What the exercise asks –
Copy every line of the data that contains the string "this".
** Start Material provided **
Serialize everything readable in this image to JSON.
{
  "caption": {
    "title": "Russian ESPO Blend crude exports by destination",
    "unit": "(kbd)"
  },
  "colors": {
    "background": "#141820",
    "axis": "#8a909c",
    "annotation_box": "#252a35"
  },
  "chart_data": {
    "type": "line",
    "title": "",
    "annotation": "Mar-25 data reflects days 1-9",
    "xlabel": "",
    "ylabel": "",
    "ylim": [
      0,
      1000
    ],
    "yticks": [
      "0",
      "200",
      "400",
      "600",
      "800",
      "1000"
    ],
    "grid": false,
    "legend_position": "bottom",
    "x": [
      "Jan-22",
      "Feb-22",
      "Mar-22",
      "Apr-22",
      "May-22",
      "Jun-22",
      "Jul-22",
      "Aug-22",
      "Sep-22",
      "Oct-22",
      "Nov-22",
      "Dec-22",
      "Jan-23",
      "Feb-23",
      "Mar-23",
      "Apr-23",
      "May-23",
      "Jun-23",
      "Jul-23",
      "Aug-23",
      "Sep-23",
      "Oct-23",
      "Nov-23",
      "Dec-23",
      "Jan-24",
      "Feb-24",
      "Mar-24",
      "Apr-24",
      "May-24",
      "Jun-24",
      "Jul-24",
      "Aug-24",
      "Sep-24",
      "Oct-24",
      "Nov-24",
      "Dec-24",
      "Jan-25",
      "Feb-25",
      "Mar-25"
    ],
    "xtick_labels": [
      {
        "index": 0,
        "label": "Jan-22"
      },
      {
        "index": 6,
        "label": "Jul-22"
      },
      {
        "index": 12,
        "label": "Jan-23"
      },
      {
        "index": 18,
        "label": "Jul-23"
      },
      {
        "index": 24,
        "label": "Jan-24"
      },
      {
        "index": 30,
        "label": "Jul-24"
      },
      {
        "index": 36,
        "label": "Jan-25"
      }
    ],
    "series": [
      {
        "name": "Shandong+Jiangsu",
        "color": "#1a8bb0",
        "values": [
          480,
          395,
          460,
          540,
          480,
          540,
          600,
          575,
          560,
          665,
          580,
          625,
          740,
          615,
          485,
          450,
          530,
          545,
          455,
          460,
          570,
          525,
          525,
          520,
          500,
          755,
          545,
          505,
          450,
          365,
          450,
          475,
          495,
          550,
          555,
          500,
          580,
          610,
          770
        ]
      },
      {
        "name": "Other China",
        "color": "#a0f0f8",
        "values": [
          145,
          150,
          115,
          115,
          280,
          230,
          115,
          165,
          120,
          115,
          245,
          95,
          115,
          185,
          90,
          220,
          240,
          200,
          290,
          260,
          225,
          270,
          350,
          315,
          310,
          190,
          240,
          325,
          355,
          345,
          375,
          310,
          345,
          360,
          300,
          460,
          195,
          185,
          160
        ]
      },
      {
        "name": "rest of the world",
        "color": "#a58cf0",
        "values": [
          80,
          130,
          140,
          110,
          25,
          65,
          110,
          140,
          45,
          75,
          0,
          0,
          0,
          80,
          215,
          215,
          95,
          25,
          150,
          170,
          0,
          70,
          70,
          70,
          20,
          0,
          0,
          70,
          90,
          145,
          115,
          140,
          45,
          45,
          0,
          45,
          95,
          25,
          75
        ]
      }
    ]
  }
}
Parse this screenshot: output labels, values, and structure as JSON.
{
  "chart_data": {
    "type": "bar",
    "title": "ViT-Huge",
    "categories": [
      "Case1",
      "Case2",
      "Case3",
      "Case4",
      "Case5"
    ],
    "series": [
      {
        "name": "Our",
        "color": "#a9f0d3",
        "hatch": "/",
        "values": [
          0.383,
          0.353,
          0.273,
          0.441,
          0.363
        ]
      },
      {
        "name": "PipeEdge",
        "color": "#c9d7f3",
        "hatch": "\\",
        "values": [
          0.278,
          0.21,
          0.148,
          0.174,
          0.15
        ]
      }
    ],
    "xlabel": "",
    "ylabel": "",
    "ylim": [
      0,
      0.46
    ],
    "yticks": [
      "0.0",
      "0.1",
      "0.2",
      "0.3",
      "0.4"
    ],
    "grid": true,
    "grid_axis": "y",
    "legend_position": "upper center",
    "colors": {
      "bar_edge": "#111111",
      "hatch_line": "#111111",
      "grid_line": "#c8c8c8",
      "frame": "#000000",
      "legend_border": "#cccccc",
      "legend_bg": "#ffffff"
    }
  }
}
** End Material provided **
Complete answer –
Serialize everything readable in this image to JSON.
Parse this screenshot: output labels, values, and structure as JSON.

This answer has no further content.